Only the number is wanted: how many lines contain the word "khẩn"?
****************
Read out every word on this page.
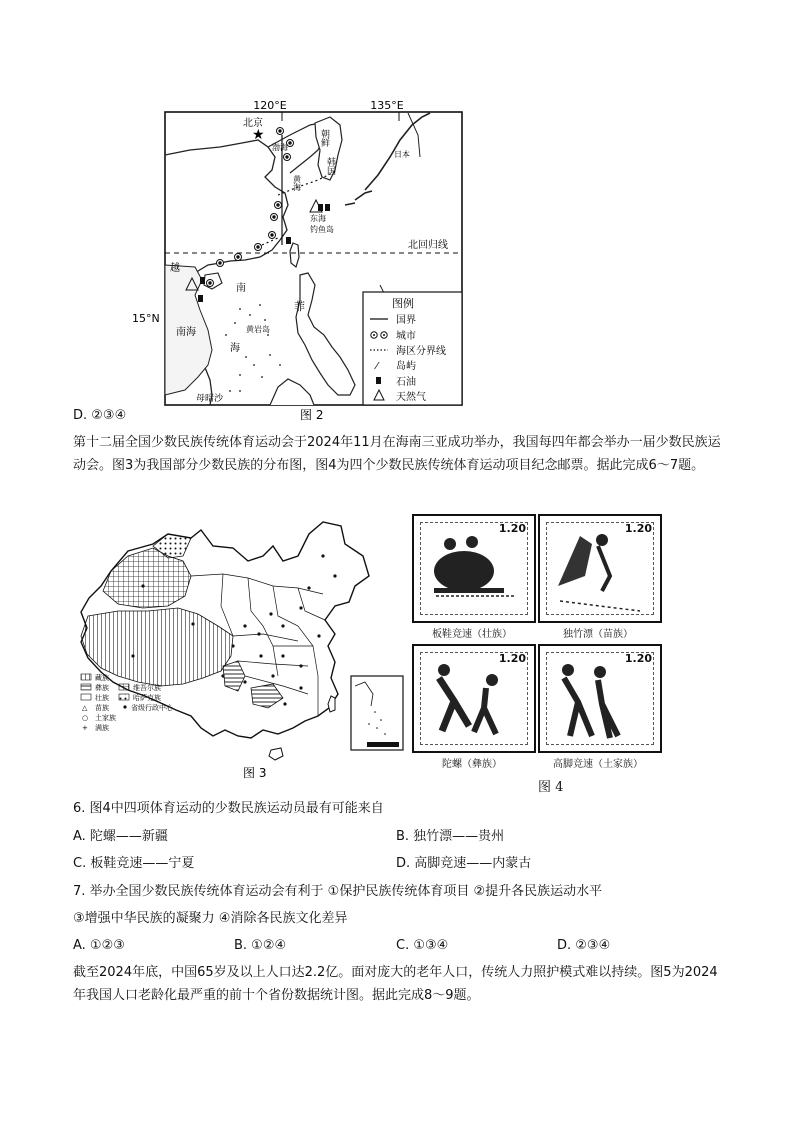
120°E	135°E
15°N
北回归线
★
北京
渤海
朝鲜
韩国
日本
黄海
东海
钓鱼岛
越
南
菲
黄岩岛
海
南海
母暗沙
图例
国界
城市
海区分界线
⁄ 岛屿
石油
天然气
图 2
D. ②③④
第十二届全国少数民族传统体育运动会于2024年11月在海南三亚成功举办，我国每四年都会举办一届少数民族运动会。图3为我国部分少数民族的分布图，图4为四个少数民族传统体育运动项目纪念邮票。据此完成6～7题。
藏族
彝族	维吾尔族
壮族	哈萨克族
△ 苗族	省级行政中心
○ 土家族
+ 满族
图 3
1.20
板鞋竞速（壮族）
1.20
独竹漂（苗族）
1.20
陀螺（彝族）
1.20
高脚竞速（土家族）
图 4
6. 图4中四项体育运动的少数民族运动员最有可能来自
A. 陀螺——新疆	B. 独竹漂——贵州
C. 板鞋竞速——宁夏	D. 高脚竞速——内蒙古
7. 举办全国少数民族传统体育运动会有利于 ①保护民族传统体育项目 ②提升各民族运动水平
③增强中华民族的凝聚力 ④消除各民族文化差异
A. ①②③	B. ①②④	C. ①③④	D. ②③④
截至2024年底，中国65岁及以上人口达2.2亿。面对庞大的老年人口，传统人力照护模式难以持续。图5为2024年我国人口老龄化最严重的前十个省份数据统计图。据此完成8～9题。
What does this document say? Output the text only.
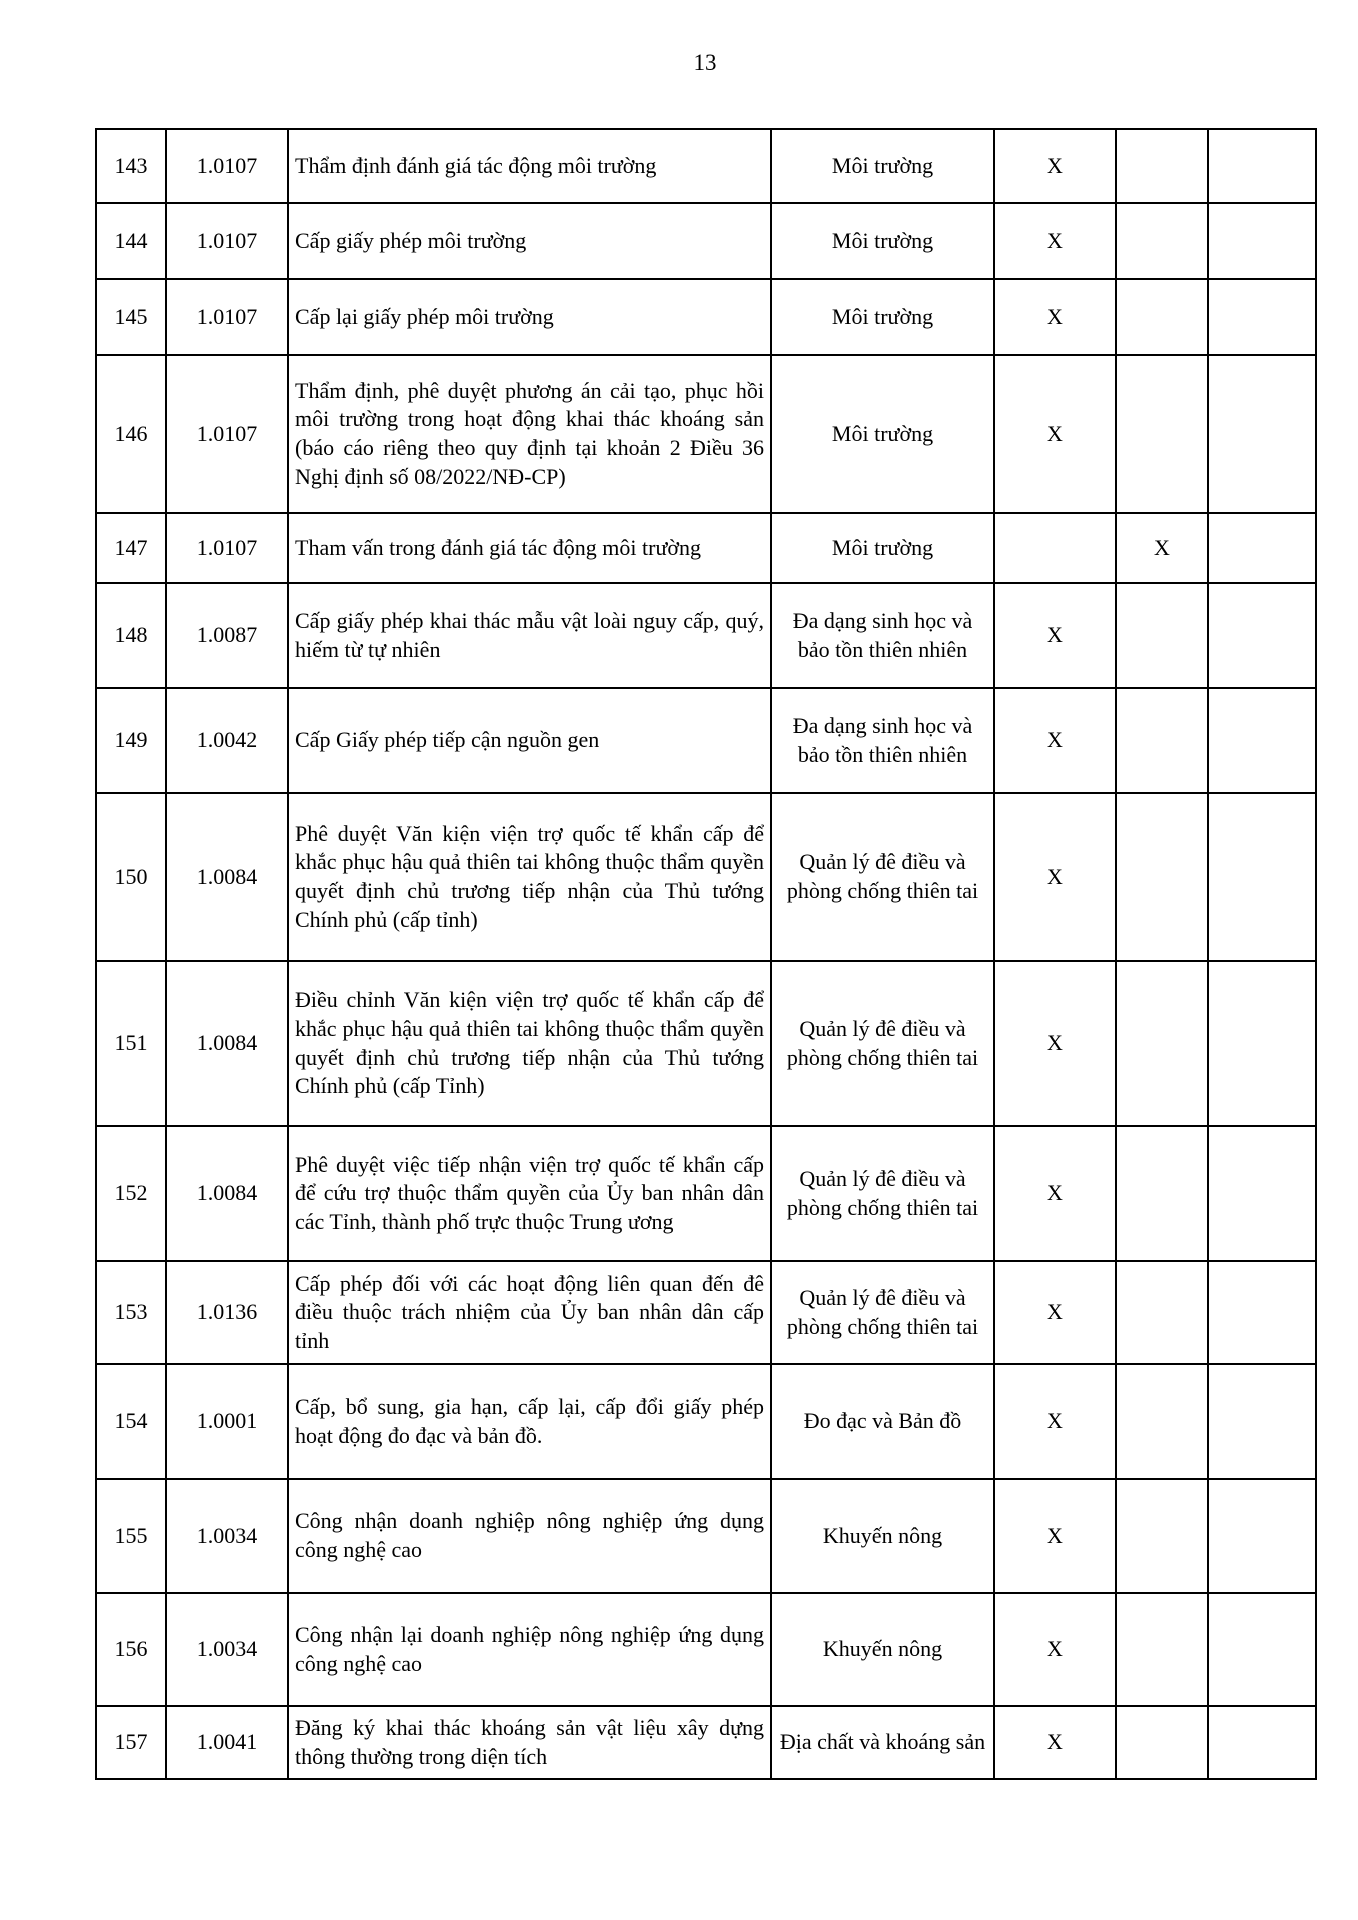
13
143	1.0107	Thẩm định đánh giá tác động môi trường	Môi trường	X		
144	1.0107	Cấp giấy phép môi trường	Môi trường	X		
145	1.0107	Cấp lại giấy phép môi trường	Môi trường	X		
146	1.0107	Thẩm định, phê duyệt phương án cải tạo, phục hồi môi trường trong hoạt động khai thác khoáng sản (báo cáo riêng theo quy định tại khoản 2 Điều 36 Nghị định số 08/2022/NĐ-CP)	Môi trường	X		
147	1.0107	Tham vấn trong đánh giá tác động môi trường	Môi trường		X	
148	1.0087	Cấp giấy phép khai thác mẫu vật loài nguy cấp, quý, hiếm từ tự nhiên	Đa dạng sinh học và bảo tồn thiên nhiên	X		
149	1.0042	Cấp Giấy phép tiếp cận nguồn gen	Đa dạng sinh học và bảo tồn thiên nhiên	X		
150	1.0084	Phê duyệt Văn kiện viện trợ quốc tế khẩn cấp để khắc phục hậu quả thiên tai không thuộc thẩm quyền quyết định chủ trương tiếp nhận của Thủ tướng Chính phủ (cấp tỉnh)	Quản lý đê điều và phòng chống thiên tai	X		
151	1.0084	Điều chỉnh Văn kiện viện trợ quốc tế khẩn cấp để khắc phục hậu quả thiên tai không thuộc thẩm quyền quyết định chủ trương tiếp nhận của Thủ tướng Chính phủ (cấp Tỉnh)	Quản lý đê điều và phòng chống thiên tai	X		
152	1.0084	Phê duyệt việc tiếp nhận viện trợ quốc tế khẩn cấp để cứu trợ thuộc thẩm quyền của Ủy ban nhân dân các Tỉnh, thành phố trực thuộc Trung ương	Quản lý đê điều và phòng chống thiên tai	X		
153	1.0136	Cấp phép đối với các hoạt động liên quan đến đê điều thuộc trách nhiệm của Ủy ban nhân dân cấp tỉnh	Quản lý đê điều và phòng chống thiên tai	X		
154	1.0001	Cấp, bổ sung, gia hạn, cấp lại, cấp đổi giấy phép hoạt động đo đạc và bản đồ.	Đo đạc và Bản đồ	X		
155	1.0034	Công nhận doanh nghiệp nông nghiệp ứng dụng công nghệ cao	Khuyến nông	X		
156	1.0034	Công nhận lại doanh nghiệp nông nghiệp ứng dụng công nghệ cao	Khuyến nông	X		
157	1.0041	Đăng ký khai thác khoáng sản vật liệu xây dựng thông thường trong diện tích	Địa chất và khoáng sản	X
****************
◆ **Finished answer**
3